Stated problem
Only the pictures are left out: repeat the rest of the entries exactly.

Supplied data

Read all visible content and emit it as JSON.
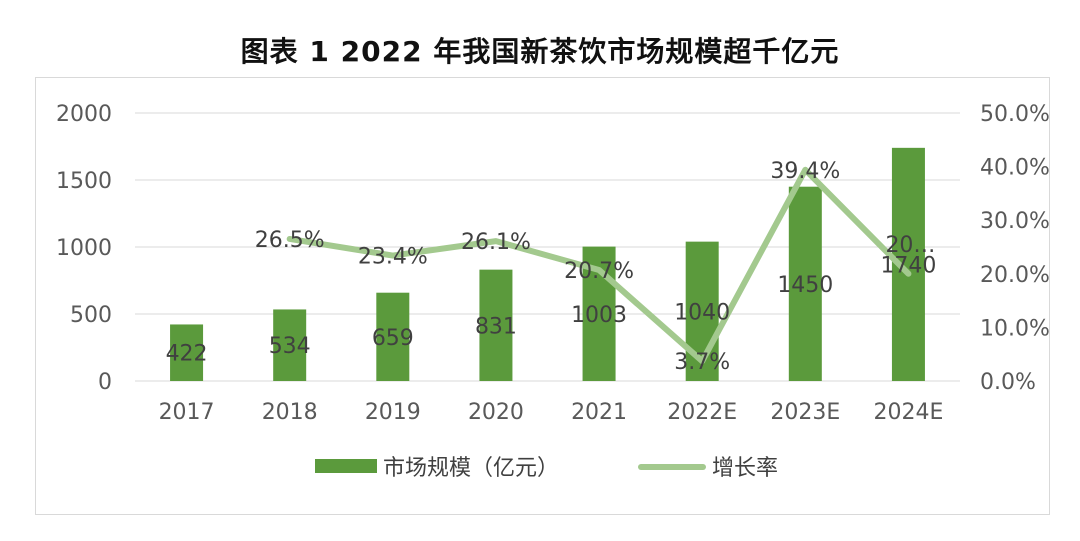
{
  "chart_data": {
    "type": "bar+line",
    "title": "图表 1 2022 年我国新茶饮市场规模超千亿元",
    "categories": [
      "2017",
      "2018",
      "2019",
      "2020",
      "2021",
      "2022E",
      "2023E",
      "2024E"
    ],
    "series": [
      {
        "name": "市场规模（亿元）",
        "type": "bar",
        "axis": "left",
        "values": [
          422,
          534,
          659,
          831,
          1003,
          1040,
          1450,
          1740
        ],
        "labels": [
          "422",
          "534",
          "659",
          "831",
          "1003",
          "1040",
          "1450",
          "1740"
        ],
        "color": "#5b9a3c"
      },
      {
        "name": "增长率",
        "type": "line",
        "axis": "right",
        "values": [
          null,
          26.5,
          23.4,
          26.1,
          20.7,
          3.7,
          39.4,
          20.0
        ],
        "labels": [
          "",
          "26.5%",
          "23.4%",
          "26.1%",
          "20.7%",
          "3.7%",
          "39.4%",
          "20…"
        ],
        "color": "#a3c98e"
      }
    ],
    "y_left": {
      "min": 0,
      "max": 2000,
      "ticks": [
        "0",
        "500",
        "1000",
        "1500",
        "2000"
      ]
    },
    "y_right": {
      "min": 0,
      "max": 50,
      "ticks": [
        "0.0%",
        "10.0%",
        "20.0%",
        "30.0%",
        "40.0%",
        "50.0%"
      ]
    },
    "grid": true,
    "legend": "bottom"
  }
}
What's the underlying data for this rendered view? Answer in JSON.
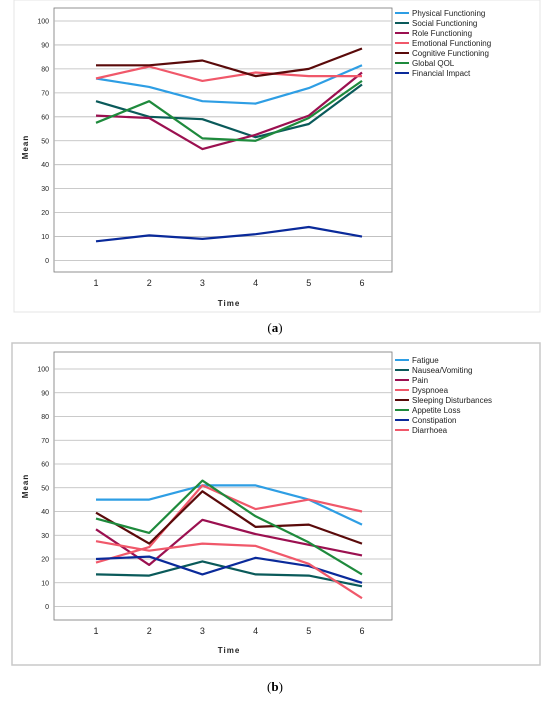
{
  "captions": {
    "a": "a",
    "b": "b"
  },
  "chart_data": [
    {
      "type": "line",
      "title": "",
      "xlabel": "Time",
      "ylabel": "Mean",
      "categories": [
        "1",
        "2",
        "3",
        "4",
        "5",
        "6"
      ],
      "yticks": [
        0,
        10,
        20,
        30,
        40,
        50,
        60,
        70,
        80,
        90,
        100
      ],
      "ylim": [
        0,
        100
      ],
      "grid": true,
      "legend": "top-right",
      "series": [
        {
          "name": "Physical Functioning",
          "color": "#2e9ee4",
          "values": [
            76,
            72.5,
            66.5,
            65.5,
            72,
            81.5
          ]
        },
        {
          "name": "Social Functioning",
          "color": "#0a5a5a",
          "values": [
            66.5,
            60,
            59,
            51.5,
            57,
            73.5
          ]
        },
        {
          "name": "Role Functioning",
          "color": "#9b1050",
          "values": [
            60.5,
            59.5,
            46.5,
            52.5,
            60.5,
            78.5
          ]
        },
        {
          "name": "Emotional Functioning",
          "color": "#f0586a",
          "values": [
            76,
            81,
            75,
            78.5,
            77,
            77
          ]
        },
        {
          "name": "Cognitive Functioning",
          "color": "#5a0a0a",
          "values": [
            81.5,
            81.5,
            83.5,
            77,
            80,
            88.5
          ]
        },
        {
          "name": "Global QOL",
          "color": "#1e8a3c",
          "values": [
            57.5,
            66.5,
            51,
            50,
            59.5,
            75
          ]
        },
        {
          "name": "Financial Impact",
          "color": "#0a2a9a",
          "values": [
            8,
            10.5,
            9,
            11,
            14,
            10
          ]
        }
      ]
    },
    {
      "type": "line",
      "title": "",
      "xlabel": "Time",
      "ylabel": "Mean",
      "categories": [
        "1",
        "2",
        "3",
        "4",
        "5",
        "6"
      ],
      "yticks": [
        0,
        10,
        20,
        30,
        40,
        50,
        60,
        70,
        80,
        90,
        100
      ],
      "ylim": [
        0,
        100
      ],
      "grid": true,
      "legend": "top-right",
      "series": [
        {
          "name": "Fatigue",
          "color": "#2e9ee4",
          "values": [
            45,
            45,
            51,
            51,
            45,
            34.5
          ]
        },
        {
          "name": "Nausea/Vomiting",
          "color": "#0a5a5a",
          "values": [
            13.5,
            13,
            19,
            13.5,
            13,
            8.5
          ]
        },
        {
          "name": "Pain",
          "color": "#9b1050",
          "values": [
            32.5,
            17.5,
            36.5,
            30.5,
            26,
            21.5
          ]
        },
        {
          "name": "Dyspnoea",
          "color": "#f0586a",
          "values": [
            18.5,
            25,
            51,
            41,
            45,
            40
          ]
        },
        {
          "name": "Sleeping Disturbances",
          "color": "#5a0a0a",
          "values": [
            39.5,
            26.5,
            48.5,
            33.5,
            34.5,
            26.5
          ]
        },
        {
          "name": "Appetite Loss",
          "color": "#1e8a3c",
          "values": [
            37,
            31,
            53,
            38,
            27,
            13.5
          ]
        },
        {
          "name": "Constipation",
          "color": "#0a2a9a",
          "values": [
            20,
            21,
            13.5,
            20.5,
            17,
            10
          ]
        },
        {
          "name": "Diarrhoea",
          "color": "#f0586a",
          "values": [
            27.5,
            23.5,
            26.5,
            25.5,
            18,
            3.5
          ]
        }
      ]
    }
  ]
}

Task output
Read all visible content and emit it as JSON.
{
  "chart_data": {
    "type": "bar+line",
    "title": "图表 1 2022 年我国新茶饮市场规模超千亿元",
    "categories": [
      "2017",
      "2018",
      "2019",
      "2020",
      "2021",
      "2022E",
      "2023E",
      "2024E"
    ],
    "series": [
      {
        "name": "市场规模（亿元）",
        "type": "bar",
        "axis": "left",
        "values": [
          422,
          534,
          659,
          831,
          1003,
          1040,
          1450,
          1740
        ],
        "labels": [
          "422",
          "534",
          "659",
          "831",
          "1003",
          "1040",
          "1450",
          "1740"
        ],
        "color": "#5b9a3c"
      },
      {
        "name": "增长率",
        "type": "line",
        "axis": "right",
        "values": [
          null,
          26.5,
          23.4,
          26.1,
          20.7,
          3.7,
          39.4,
          20.0
        ],
        "labels": [
          "",
          "26.5%",
          "23.4%",
          "26.1%",
          "20.7%",
          "3.7%",
          "39.4%",
          "20…"
        ],
        "color": "#a3c98e"
      }
    ],
    "y_left": {
      "min": 0,
      "max": 2000,
      "ticks": [
        "0",
        "500",
        "1000",
        "1500",
        "2000"
      ]
    },
    "y_right": {
      "min": 0,
      "max": 50,
      "ticks": [
        "0.0%",
        "10.0%",
        "20.0%",
        "30.0%",
        "40.0%",
        "50.0%"
      ]
    },
    "grid": true,
    "legend": "bottom"
  }
}
What's the underlying data for this rendered view? Answer in JSON.
{
  "captions": {
    "a": "a",
    "b": "b"
  },
  "chart_data": [
    {
      "type": "line",
      "title": "",
      "xlabel": "Time",
      "ylabel": "Mean",
      "categories": [
        "1",
        "2",
        "3",
        "4",
        "5",
        "6"
      ],
      "yticks": [
        0,
        10,
        20,
        30,
        40,
        50,
        60,
        70,
        80,
        90,
        100
      ],
      "ylim": [
        0,
        100
      ],
      "grid": true,
      "legend": "top-right",
      "series": [
        {
          "name": "Physical Functioning",
          "color": "#2e9ee4",
          "values": [
            76,
            72.5,
            66.5,
            65.5,
            72,
            81.5
          ]
        },
        {
          "name": "Social Functioning",
          "color": "#0a5a5a",
          "values": [
            66.5,
            60,
            59,
            51.5,
            57,
            73.5
          ]
        },
        {
          "name": "Role Functioning",
          "color": "#9b1050",
          "values": [
            60.5,
            59.5,
            46.5,
            52.5,
            60.5,
            78.5
          ]
        },
        {
          "name": "Emotional Functioning",
          "color": "#f0586a",
          "values": [
            76,
            81,
            75,
            78.5,
            77,
            77
          ]
        },
        {
          "name": "Cognitive Functioning",
          "color": "#5a0a0a",
          "values": [
            81.5,
            81.5,
            83.5,
            77,
            80,
            88.5
          ]
        },
        {
          "name": "Global QOL",
          "color": "#1e8a3c",
          "values": [
            57.5,
            66.5,
            51,
            50,
            59.5,
            75
          ]
        },
        {
          "name": "Financial Impact",
          "color": "#0a2a9a",
          "values": [
            8,
            10.5,
            9,
            11,
            14,
            10
          ]
        }
      ]
    },
    {
      "type": "line",
      "title": "",
      "xlabel": "Time",
      "ylabel": "Mean",
      "categories": [
        "1",
        "2",
        "3",
        "4",
        "5",
        "6"
      ],
      "yticks": [
        0,
        10,
        20,
        30,
        40,
        50,
        60,
        70,
        80,
        90,
        100
      ],
      "ylim": [
        0,
        100
      ],
      "grid": true,
      "legend": "top-right",
      "series": [
        {
          "name": "Fatigue",
          "color": "#2e9ee4",
          "values": [
            45,
            45,
            51,
            51,
            45,
            34.5
          ]
        },
        {
          "name": "Nausea/Vomiting",
          "color": "#0a5a5a",
          "values": [
            13.5,
            13,
            19,
            13.5,
            13,
            8.5
          ]
        },
        {
          "name": "Pain",
          "color": "#9b1050",
          "values": [
            32.5,
            17.5,
            36.5,
            30.5,
            26,
            21.5
          ]
        },
        {
          "name": "Dyspnoea",
          "color": "#f0586a",
          "values": [
            18.5,
            25,
            51,
            41,
            45,
            40
          ]
        },
        {
          "name": "Sleeping Disturbances",
          "color": "#5a0a0a",
          "values": [
            39.5,
            26.5,
            48.5,
            33.5,
            34.5,
            26.5
          ]
        },
        {
          "name": "Appetite Loss",
          "color": "#1e8a3c",
          "values": [
            37,
            31,
            53,
            38,
            27,
            13.5
          ]
        },
        {
          "name": "Constipation",
          "color": "#0a2a9a",
          "values": [
            20,
            21,
            13.5,
            20.5,
            17,
            10
          ]
        },
        {
          "name": "Diarrhoea",
          "color": "#f0586a",
          "values": [
            27.5,
            23.5,
            26.5,
            25.5,
            18,
            3.5
          ]
        }
      ]
    }
  ]
}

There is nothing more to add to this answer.